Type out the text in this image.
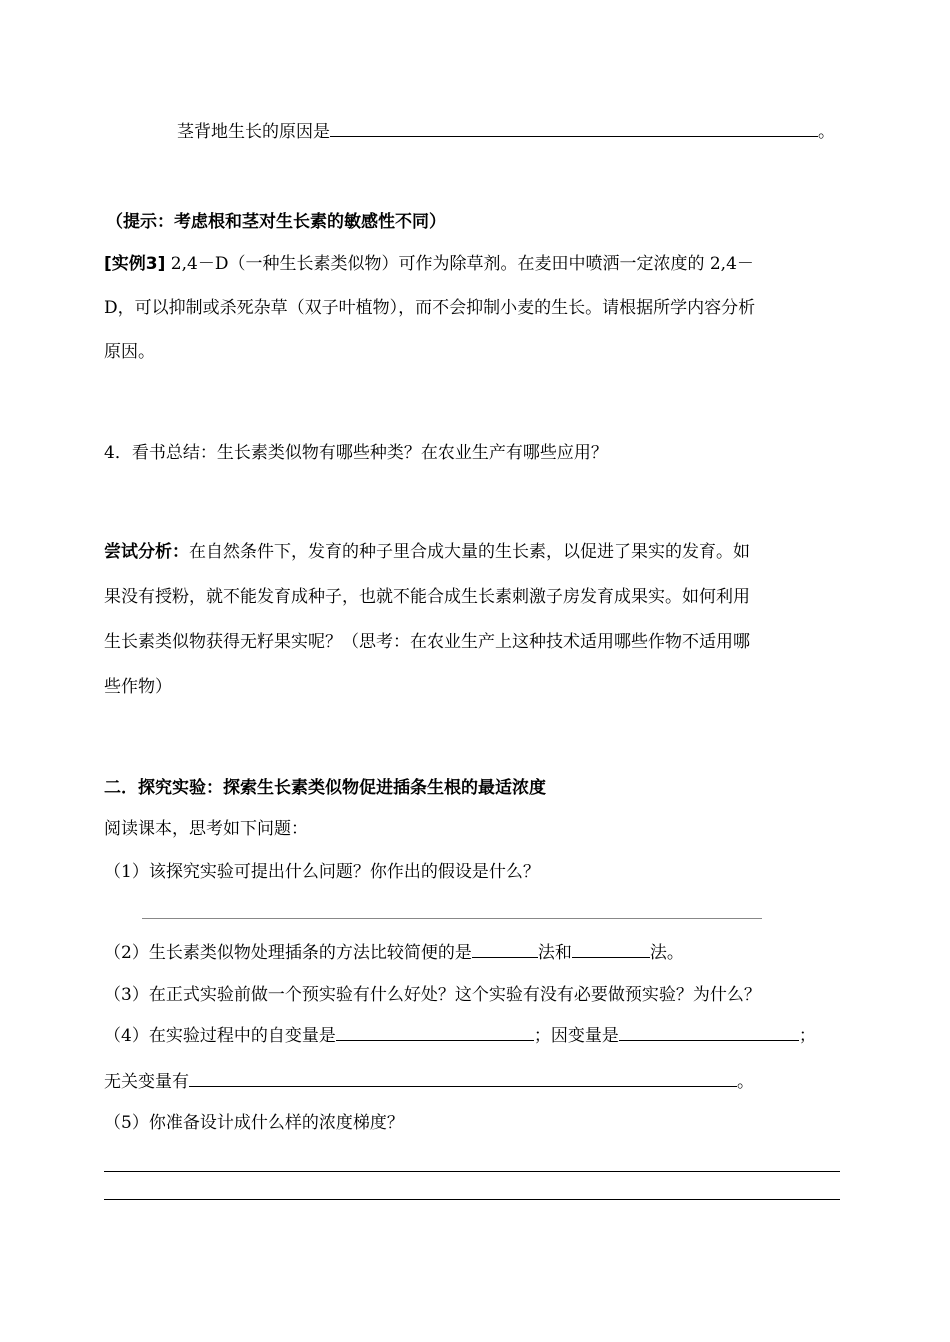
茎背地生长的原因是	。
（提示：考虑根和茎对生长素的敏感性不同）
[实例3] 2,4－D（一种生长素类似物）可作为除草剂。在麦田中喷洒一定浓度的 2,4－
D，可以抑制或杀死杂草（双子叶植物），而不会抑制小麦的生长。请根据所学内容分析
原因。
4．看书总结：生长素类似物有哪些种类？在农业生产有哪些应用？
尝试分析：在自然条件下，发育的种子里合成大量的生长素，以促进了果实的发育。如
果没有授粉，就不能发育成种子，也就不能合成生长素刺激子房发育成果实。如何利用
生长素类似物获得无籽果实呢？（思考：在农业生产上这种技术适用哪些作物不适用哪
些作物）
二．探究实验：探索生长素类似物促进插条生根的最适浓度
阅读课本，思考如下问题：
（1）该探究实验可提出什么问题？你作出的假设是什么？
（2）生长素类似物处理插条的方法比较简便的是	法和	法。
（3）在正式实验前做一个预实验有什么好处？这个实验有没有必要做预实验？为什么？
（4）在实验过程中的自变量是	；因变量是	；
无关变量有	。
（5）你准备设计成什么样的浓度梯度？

Required task: Quote the preceding listing precisely and completely, omitting its images.

Answer:
Type out the text in this image.
茎背地生长的原因是	。
（提示：考虑根和茎对生长素的敏感性不同）
[实例3] 2,4－D（一种生长素类似物）可作为除草剂。在麦田中喷洒一定浓度的 2,4－
D，可以抑制或杀死杂草（双子叶植物），而不会抑制小麦的生长。请根据所学内容分析
原因。
4．看书总结：生长素类似物有哪些种类？在农业生产有哪些应用？
尝试分析：在自然条件下，发育的种子里合成大量的生长素，以促进了果实的发育。如
果没有授粉，就不能发育成种子，也就不能合成生长素刺激子房发育成果实。如何利用
生长素类似物获得无籽果实呢？（思考：在农业生产上这种技术适用哪些作物不适用哪
些作物）
二．探究实验：探索生长素类似物促进插条生根的最适浓度
阅读课本，思考如下问题：
（1）该探究实验可提出什么问题？你作出的假设是什么？
（2）生长素类似物处理插条的方法比较简便的是	法和	法。
（3）在正式实验前做一个预实验有什么好处？这个实验有没有必要做预实验？为什么？
（4）在实验过程中的自变量是	；因变量是	；
无关变量有	。
（5）你准备设计成什么样的浓度梯度？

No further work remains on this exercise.